Problem description >> Write every entry out again exactly, please, and skip the pictures.

Records shown >>
▼▼▼

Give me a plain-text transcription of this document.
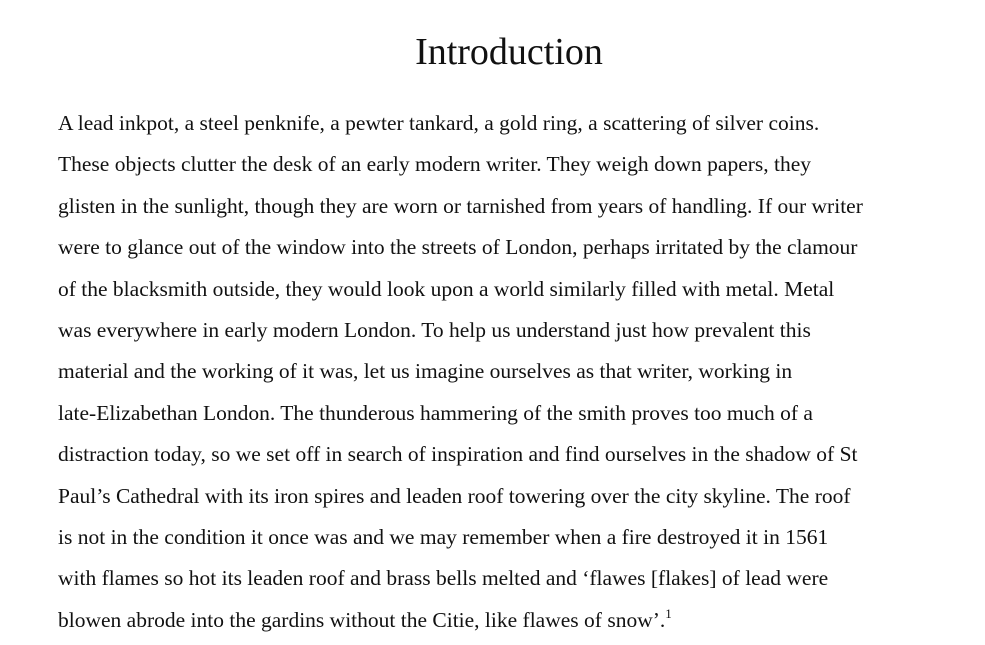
Introduction

A lead inkpot, a steel penknife, a pewter tankard, a gold ring, a scattering of silver coins.
These objects clutter the desk of an early modern writer. They weigh down papers, they
glisten in the sunlight, though they are worn or tarnished from years of handling. If our writer
were to glance out of the window into the streets of London, perhaps irritated by the clamour
of the blacksmith outside, they would look upon a world similarly filled with metal. Metal
was everywhere in early modern London. To help us understand just how prevalent this
material and the working of it was, let us imagine ourselves as that writer, working in
late-Elizabethan London. The thunderous hammering of the smith proves too much of a
distraction today, so we set off in search of inspiration and find ourselves in the shadow of St
Paul’s Cathedral with its iron spires and leaden roof towering over the city skyline. The roof
is not in the condition it once was and we may remember when a fire destroyed it in 1561
with flames so hot its leaden roof and brass bells melted and ‘flawes [flakes] of lead were
blowen abrode into the gardins without the Citie, like flawes of snow’.$^1$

▲▲▲

Exercise output >>
Give me a plain-text transcription of this document.
Introduction

A lead inkpot, a steel penknife, a pewter tankard, a gold ring, a scattering of silver coins.
These objects clutter the desk of an early modern writer. They weigh down papers, they
glisten in the sunlight, though they are worn or tarnished from years of handling. If our writer
were to glance out of the window into the streets of London, perhaps irritated by the clamour
of the blacksmith outside, they would look upon a world similarly filled with metal. Metal
was everywhere in early modern London. To help us understand just how prevalent this
material and the working of it was, let us imagine ourselves as that writer, working in
late-Elizabethan London. The thunderous hammering of the smith proves too much of a
distraction today, so we set off in search of inspiration and find ourselves in the shadow of St
Paul’s Cathedral with its iron spires and leaden roof towering over the city skyline. The roof
is not in the condition it once was and we may remember when a fire destroyed it in 1561
with flames so hot its leaden roof and brass bells melted and ‘flawes [flakes] of lead were
blowen abrode into the gardins without the Citie, like flawes of snow’.$^1$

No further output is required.